Set task:
Write out the records again, exactly, leaving none out.

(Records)
==============================

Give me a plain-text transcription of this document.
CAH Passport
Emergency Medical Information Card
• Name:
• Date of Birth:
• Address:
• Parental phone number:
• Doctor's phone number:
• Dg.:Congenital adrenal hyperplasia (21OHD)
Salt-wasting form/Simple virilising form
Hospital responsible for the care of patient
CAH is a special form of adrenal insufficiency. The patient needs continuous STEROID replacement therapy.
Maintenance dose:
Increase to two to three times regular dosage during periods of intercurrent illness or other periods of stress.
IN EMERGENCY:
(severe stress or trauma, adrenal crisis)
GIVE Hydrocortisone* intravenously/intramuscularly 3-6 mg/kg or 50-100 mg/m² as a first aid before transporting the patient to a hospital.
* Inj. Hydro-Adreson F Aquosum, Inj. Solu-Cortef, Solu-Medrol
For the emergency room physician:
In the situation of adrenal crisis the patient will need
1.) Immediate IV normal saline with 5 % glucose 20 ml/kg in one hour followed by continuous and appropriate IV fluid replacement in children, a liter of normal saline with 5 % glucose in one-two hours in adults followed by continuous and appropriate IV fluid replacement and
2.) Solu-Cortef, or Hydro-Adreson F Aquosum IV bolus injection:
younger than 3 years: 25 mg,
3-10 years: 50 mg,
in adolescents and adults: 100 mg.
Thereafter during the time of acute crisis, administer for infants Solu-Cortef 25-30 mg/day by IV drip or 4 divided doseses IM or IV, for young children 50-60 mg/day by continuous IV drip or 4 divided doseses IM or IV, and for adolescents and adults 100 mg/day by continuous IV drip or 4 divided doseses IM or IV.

==============================

Result of this task:
Give me a plain-text transcription of this document.
CAH Passport
Emergency Medical Information Card
• Name:
• Date of Birth:
• Address:
• Parental phone number:
• Doctor's phone number:
• Dg.:Congenital adrenal hyperplasia (21OHD)
Salt-wasting form/Simple virilising form
Hospital responsible for the care of patient
CAH is a special form of adrenal insufficiency. The patient needs continuous STEROID replacement therapy.
Maintenance dose:
Increase to two to three times regular dosage during periods of intercurrent illness or other periods of stress.
IN EMERGENCY:
(severe stress or trauma, adrenal crisis)
GIVE Hydrocortisone* intravenously/intramuscularly 3-6 mg/kg or 50-100 mg/m² as a first aid before transporting the patient to a hospital.
* Inj. Hydro-Adreson F Aquosum, Inj. Solu-Cortef, Solu-Medrol
For the emergency room physician:
In the situation of adrenal crisis the patient will need
1.) Immediate IV normal saline with 5 % glucose 20 ml/kg in one hour followed by continuous and appropriate IV fluid replacement in children, a liter of normal saline with 5 % glucose in one-two hours in adults followed by continuous and appropriate IV fluid replacement and
2.) Solu-Cortef, or Hydro-Adreson F Aquosum IV bolus injection:
younger than 3 years: 25 mg,
3-10 years: 50 mg,
in adolescents and adults: 100 mg.
Thereafter during the time of acute crisis, administer for infants Solu-Cortef 25-30 mg/day by IV drip or 4 divided doseses IM or IV, for young children 50-60 mg/day by continuous IV drip or 4 divided doseses IM or IV, and for adolescents and adults 100 mg/day by continuous IV drip or 4 divided doseses IM or IV.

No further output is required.